What to do -> In how many lines does the string "name" appear? Answer with the number only.

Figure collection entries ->
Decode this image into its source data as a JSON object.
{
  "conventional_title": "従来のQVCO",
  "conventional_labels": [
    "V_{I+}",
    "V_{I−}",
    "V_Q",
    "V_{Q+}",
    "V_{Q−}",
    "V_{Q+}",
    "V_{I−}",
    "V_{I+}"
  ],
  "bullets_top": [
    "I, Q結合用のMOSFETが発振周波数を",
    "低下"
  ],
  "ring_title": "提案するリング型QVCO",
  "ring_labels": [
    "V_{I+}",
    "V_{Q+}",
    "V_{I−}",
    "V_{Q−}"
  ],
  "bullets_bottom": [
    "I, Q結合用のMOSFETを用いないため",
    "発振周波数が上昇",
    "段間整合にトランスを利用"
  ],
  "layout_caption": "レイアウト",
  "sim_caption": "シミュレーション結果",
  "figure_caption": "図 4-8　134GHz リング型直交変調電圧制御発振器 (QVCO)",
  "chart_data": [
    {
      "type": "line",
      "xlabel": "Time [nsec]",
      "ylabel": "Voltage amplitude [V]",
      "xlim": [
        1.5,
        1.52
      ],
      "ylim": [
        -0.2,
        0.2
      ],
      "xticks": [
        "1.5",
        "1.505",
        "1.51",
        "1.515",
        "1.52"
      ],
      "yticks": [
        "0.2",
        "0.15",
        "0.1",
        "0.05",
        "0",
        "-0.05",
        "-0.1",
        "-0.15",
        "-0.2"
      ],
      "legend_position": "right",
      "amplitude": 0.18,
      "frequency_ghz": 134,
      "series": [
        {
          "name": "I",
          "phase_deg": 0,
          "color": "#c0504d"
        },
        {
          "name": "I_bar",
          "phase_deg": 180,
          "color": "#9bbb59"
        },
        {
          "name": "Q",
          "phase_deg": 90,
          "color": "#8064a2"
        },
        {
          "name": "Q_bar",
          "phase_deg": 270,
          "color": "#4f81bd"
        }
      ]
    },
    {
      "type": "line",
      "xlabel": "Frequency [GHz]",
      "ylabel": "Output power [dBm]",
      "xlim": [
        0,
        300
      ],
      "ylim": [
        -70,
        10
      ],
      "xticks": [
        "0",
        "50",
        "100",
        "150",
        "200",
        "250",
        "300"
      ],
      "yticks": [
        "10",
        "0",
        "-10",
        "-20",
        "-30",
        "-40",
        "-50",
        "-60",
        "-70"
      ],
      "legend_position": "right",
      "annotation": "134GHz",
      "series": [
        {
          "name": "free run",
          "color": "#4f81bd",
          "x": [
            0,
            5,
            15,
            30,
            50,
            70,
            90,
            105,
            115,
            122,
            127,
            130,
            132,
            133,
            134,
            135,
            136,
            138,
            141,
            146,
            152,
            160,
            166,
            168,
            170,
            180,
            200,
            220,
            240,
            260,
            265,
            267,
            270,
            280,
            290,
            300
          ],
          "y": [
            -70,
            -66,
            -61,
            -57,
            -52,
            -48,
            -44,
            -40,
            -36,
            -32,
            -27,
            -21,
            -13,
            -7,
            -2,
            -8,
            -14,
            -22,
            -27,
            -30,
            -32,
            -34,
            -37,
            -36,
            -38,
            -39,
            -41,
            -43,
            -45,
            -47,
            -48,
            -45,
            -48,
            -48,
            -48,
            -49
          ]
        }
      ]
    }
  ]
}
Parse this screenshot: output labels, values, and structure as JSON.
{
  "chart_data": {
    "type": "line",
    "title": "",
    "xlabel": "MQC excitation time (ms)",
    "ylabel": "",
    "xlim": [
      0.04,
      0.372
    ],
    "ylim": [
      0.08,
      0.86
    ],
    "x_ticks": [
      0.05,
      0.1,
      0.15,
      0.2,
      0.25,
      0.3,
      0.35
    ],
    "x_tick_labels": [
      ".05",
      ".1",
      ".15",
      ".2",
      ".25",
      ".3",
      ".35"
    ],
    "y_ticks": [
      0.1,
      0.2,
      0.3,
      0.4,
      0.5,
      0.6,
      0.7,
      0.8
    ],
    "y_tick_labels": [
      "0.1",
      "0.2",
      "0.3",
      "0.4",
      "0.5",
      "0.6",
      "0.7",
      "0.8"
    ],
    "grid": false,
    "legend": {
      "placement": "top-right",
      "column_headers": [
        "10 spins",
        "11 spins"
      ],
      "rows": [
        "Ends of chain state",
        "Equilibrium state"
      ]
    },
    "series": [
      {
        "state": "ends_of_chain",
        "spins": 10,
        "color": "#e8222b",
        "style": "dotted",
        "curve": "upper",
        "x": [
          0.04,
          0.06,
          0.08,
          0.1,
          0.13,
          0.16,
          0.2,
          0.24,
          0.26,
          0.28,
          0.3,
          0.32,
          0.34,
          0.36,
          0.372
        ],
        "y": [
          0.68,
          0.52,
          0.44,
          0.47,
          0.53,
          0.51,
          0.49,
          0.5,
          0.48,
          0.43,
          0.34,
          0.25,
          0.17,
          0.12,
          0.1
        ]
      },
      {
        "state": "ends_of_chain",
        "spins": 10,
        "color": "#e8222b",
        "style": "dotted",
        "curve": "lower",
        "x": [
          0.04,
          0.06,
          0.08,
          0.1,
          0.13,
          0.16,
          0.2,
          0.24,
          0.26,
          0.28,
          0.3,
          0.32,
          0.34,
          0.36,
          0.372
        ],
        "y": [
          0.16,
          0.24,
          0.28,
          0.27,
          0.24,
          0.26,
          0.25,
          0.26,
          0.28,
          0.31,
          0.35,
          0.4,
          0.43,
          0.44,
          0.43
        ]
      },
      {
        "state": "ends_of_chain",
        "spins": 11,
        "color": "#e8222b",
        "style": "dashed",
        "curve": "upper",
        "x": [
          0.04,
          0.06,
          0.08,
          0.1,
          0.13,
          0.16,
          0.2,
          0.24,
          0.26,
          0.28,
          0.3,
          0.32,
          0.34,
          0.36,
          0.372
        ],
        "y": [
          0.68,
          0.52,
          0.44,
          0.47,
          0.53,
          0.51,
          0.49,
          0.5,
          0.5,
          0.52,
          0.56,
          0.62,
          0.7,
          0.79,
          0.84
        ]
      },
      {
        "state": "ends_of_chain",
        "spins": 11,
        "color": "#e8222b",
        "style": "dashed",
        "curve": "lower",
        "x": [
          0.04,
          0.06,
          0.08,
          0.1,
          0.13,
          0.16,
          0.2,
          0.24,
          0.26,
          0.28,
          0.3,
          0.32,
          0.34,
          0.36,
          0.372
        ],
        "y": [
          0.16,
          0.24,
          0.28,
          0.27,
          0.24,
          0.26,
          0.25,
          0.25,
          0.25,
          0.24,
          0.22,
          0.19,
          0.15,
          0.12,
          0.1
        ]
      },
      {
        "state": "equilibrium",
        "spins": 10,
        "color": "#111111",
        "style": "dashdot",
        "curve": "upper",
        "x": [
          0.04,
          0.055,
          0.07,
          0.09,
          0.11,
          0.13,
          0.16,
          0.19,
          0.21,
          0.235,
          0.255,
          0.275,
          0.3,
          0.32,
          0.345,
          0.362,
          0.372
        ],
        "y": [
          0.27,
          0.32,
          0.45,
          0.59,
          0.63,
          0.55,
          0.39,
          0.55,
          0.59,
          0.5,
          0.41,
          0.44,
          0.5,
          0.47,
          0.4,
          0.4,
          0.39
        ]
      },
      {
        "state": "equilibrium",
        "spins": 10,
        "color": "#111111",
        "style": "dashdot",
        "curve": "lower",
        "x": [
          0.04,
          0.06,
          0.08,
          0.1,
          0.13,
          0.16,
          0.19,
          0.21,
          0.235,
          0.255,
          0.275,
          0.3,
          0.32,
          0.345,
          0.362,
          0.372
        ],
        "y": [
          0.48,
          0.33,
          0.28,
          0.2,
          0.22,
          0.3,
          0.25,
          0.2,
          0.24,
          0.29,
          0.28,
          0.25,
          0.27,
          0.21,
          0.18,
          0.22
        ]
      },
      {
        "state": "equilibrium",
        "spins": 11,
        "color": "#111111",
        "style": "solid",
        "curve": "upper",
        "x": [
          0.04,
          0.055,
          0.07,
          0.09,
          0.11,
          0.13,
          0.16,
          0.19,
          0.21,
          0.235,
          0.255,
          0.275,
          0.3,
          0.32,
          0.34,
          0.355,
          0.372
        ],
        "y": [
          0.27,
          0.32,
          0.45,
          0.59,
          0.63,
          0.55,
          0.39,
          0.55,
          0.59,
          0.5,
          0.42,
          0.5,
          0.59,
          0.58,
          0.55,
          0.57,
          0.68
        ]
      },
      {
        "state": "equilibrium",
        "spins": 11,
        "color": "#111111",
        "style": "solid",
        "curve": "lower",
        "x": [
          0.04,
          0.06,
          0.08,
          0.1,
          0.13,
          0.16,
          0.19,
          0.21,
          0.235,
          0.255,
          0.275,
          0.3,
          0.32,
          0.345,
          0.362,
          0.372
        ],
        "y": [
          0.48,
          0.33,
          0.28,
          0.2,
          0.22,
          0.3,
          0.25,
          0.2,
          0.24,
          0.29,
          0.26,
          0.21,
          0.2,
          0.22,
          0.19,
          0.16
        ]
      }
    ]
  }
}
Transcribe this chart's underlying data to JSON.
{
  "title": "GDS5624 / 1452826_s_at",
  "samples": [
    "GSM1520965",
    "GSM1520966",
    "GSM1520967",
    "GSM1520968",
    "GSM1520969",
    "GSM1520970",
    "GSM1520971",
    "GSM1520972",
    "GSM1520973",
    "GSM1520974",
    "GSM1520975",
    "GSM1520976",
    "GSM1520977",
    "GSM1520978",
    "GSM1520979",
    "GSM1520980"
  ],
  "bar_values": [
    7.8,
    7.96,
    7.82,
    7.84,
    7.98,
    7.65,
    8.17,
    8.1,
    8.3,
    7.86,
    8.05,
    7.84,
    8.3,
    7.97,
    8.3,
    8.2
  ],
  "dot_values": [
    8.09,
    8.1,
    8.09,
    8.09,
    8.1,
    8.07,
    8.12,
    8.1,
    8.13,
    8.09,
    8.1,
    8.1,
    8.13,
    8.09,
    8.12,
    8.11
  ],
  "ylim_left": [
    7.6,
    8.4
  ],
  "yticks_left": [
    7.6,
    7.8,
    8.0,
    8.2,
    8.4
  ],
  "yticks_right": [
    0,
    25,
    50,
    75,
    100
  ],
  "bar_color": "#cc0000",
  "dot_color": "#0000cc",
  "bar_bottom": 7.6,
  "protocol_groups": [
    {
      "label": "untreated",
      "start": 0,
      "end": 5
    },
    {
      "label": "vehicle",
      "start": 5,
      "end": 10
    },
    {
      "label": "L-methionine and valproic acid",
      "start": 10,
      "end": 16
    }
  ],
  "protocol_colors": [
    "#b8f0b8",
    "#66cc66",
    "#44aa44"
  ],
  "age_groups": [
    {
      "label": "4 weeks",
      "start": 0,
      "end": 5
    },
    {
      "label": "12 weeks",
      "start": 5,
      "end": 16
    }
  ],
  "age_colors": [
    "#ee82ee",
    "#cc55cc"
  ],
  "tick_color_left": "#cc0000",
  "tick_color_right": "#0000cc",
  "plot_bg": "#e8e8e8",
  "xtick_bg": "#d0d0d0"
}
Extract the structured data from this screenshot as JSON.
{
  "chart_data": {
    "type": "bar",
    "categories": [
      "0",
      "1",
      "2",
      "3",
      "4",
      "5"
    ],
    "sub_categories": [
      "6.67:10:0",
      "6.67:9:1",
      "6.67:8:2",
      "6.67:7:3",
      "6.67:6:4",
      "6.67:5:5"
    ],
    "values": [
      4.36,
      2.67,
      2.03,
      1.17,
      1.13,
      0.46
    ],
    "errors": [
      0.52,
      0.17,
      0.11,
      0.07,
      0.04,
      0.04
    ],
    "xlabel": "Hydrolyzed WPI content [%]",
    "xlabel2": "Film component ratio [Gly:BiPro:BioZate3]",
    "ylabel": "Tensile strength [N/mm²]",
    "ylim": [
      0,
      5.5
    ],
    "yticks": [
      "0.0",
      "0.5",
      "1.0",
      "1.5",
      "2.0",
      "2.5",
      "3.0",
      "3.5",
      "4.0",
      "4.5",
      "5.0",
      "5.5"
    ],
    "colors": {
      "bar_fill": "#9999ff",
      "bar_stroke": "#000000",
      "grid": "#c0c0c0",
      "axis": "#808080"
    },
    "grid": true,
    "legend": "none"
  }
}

Output for this exercise -> 5